[GIVEN TASK]: Select every line below containing the word "jest".

Dataset excerpt
────────────────
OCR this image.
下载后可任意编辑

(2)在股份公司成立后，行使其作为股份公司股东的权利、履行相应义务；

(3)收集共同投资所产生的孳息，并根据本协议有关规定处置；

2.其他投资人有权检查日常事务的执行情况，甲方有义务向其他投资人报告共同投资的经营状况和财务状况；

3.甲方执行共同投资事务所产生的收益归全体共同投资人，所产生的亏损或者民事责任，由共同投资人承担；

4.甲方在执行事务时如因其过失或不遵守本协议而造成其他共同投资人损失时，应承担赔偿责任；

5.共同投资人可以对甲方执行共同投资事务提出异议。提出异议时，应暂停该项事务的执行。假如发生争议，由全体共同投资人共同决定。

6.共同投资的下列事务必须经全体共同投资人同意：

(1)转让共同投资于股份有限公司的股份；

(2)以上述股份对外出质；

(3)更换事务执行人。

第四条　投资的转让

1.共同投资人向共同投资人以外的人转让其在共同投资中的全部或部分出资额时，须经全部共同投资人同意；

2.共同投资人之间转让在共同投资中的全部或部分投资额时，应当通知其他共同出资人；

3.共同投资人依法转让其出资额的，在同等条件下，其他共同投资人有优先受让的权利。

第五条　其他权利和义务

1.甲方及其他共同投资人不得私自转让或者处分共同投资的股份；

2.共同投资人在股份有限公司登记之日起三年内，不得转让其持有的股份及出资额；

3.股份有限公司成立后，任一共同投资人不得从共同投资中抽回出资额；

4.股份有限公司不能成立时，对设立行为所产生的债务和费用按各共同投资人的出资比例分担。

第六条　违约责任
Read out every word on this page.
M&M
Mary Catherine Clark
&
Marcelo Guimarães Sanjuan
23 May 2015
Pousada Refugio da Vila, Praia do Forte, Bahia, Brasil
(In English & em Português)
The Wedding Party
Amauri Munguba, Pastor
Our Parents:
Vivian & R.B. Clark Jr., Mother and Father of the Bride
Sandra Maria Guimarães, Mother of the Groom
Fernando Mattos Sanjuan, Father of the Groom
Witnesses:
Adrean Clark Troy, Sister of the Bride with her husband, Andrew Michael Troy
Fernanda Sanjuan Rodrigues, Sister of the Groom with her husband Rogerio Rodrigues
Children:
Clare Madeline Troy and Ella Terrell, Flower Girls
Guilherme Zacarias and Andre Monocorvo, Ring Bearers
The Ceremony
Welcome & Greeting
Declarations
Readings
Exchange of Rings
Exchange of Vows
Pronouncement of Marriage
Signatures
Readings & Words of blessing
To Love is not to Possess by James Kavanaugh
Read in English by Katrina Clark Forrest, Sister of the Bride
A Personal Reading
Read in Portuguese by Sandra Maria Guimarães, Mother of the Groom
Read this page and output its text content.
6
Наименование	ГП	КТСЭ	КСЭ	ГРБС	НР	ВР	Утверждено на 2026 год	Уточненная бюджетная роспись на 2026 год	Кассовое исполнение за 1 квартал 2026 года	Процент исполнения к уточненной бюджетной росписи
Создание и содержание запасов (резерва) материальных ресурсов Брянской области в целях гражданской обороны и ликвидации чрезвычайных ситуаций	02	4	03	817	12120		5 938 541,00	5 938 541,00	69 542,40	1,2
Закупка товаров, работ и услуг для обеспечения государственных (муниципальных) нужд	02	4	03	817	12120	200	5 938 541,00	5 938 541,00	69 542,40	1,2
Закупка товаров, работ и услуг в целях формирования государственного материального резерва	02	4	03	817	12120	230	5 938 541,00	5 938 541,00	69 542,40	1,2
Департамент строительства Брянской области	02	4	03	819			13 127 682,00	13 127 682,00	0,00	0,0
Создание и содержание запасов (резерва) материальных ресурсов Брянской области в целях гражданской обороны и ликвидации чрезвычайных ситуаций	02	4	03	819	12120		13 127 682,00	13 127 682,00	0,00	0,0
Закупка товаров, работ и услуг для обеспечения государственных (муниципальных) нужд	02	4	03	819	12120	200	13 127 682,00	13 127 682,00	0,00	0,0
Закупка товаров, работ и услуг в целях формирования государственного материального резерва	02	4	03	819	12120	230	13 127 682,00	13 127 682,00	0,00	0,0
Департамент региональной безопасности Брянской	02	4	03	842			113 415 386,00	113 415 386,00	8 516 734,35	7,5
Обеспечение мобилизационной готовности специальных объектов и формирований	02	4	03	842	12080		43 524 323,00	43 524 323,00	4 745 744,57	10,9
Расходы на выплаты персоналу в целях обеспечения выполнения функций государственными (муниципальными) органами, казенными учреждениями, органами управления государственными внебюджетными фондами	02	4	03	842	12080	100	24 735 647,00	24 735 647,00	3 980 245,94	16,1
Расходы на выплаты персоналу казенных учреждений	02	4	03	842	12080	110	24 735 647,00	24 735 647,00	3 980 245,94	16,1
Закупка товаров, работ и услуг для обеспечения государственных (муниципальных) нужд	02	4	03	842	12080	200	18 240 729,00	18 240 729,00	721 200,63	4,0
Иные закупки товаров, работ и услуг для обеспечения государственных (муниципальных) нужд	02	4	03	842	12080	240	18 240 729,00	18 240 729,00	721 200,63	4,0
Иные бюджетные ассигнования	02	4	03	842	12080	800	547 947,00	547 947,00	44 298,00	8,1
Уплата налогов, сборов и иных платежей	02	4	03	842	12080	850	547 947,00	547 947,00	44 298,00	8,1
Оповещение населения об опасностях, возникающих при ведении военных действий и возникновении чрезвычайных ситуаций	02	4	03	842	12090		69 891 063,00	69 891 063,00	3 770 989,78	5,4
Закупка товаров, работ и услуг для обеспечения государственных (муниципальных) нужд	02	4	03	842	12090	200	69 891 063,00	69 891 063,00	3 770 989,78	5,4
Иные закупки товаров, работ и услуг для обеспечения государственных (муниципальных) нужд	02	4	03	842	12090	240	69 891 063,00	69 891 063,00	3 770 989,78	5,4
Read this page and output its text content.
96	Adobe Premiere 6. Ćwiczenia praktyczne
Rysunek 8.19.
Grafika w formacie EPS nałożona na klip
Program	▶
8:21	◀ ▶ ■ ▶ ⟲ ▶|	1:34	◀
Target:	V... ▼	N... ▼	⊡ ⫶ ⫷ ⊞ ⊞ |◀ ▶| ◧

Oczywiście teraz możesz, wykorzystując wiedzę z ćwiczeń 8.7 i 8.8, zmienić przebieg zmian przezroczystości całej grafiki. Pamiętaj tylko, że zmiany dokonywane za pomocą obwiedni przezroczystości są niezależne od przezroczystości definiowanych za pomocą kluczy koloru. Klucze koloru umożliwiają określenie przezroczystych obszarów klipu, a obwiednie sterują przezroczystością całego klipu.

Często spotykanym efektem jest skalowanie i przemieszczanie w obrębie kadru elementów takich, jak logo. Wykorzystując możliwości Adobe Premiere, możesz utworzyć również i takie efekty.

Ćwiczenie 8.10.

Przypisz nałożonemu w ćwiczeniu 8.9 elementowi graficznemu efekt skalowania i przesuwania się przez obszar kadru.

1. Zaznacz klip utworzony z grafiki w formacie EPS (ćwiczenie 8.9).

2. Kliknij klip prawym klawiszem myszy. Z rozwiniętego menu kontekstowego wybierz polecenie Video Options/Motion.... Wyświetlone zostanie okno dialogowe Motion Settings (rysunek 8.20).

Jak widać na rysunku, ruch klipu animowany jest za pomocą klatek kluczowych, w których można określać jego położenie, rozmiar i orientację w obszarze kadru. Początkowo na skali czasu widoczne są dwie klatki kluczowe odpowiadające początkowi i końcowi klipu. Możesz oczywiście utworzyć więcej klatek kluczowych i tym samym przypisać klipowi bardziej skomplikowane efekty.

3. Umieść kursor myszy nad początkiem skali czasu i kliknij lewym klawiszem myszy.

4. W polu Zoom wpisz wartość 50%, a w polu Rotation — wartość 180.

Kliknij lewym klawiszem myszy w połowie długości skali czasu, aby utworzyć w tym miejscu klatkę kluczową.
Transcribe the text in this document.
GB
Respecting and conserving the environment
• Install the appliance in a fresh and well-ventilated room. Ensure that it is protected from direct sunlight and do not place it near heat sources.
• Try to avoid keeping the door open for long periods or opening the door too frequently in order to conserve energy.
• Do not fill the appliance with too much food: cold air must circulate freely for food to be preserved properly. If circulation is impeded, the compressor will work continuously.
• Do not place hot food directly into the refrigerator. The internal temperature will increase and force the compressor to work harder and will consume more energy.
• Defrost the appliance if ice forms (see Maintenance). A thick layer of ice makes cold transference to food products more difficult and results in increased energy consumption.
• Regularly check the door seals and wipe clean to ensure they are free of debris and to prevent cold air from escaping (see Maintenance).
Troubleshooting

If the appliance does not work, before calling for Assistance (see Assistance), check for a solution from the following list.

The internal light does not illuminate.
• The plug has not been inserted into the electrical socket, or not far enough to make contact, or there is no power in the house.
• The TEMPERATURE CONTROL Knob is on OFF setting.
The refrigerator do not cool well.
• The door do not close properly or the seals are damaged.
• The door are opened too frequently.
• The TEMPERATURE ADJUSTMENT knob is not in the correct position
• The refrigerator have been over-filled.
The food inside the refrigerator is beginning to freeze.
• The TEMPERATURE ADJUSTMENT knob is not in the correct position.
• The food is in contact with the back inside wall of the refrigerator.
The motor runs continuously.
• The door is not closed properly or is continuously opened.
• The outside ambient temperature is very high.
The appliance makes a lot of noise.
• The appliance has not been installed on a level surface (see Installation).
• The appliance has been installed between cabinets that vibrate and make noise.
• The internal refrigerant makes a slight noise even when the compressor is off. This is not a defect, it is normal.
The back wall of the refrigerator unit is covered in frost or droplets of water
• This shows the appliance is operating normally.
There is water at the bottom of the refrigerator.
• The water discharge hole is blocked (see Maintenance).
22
────────────────
[RESULT OF THE EXERCISE]:
Często spotykanym efektem jest skalowanie i przemieszczanie w obrębie kadru elementów takich, jak logo. Wykorzystując możliwości Adobe Premiere, możesz utworzyć również i takie efekty.
Jak widać na rysunku, ruch klipu animowany jest za pomocą klatek kluczowych, w których można określać jego położenie, rozmiar i orientację w obszarze kadru. Początkowo na skali czasu widoczne są dwie klatki kluczowe odpowiadające początkowi i końcowi klipu. Możesz oczywiście utworzyć więcej klatek kluczowych i tym samym przypisać klipowi bardziej skomplikowane efekty.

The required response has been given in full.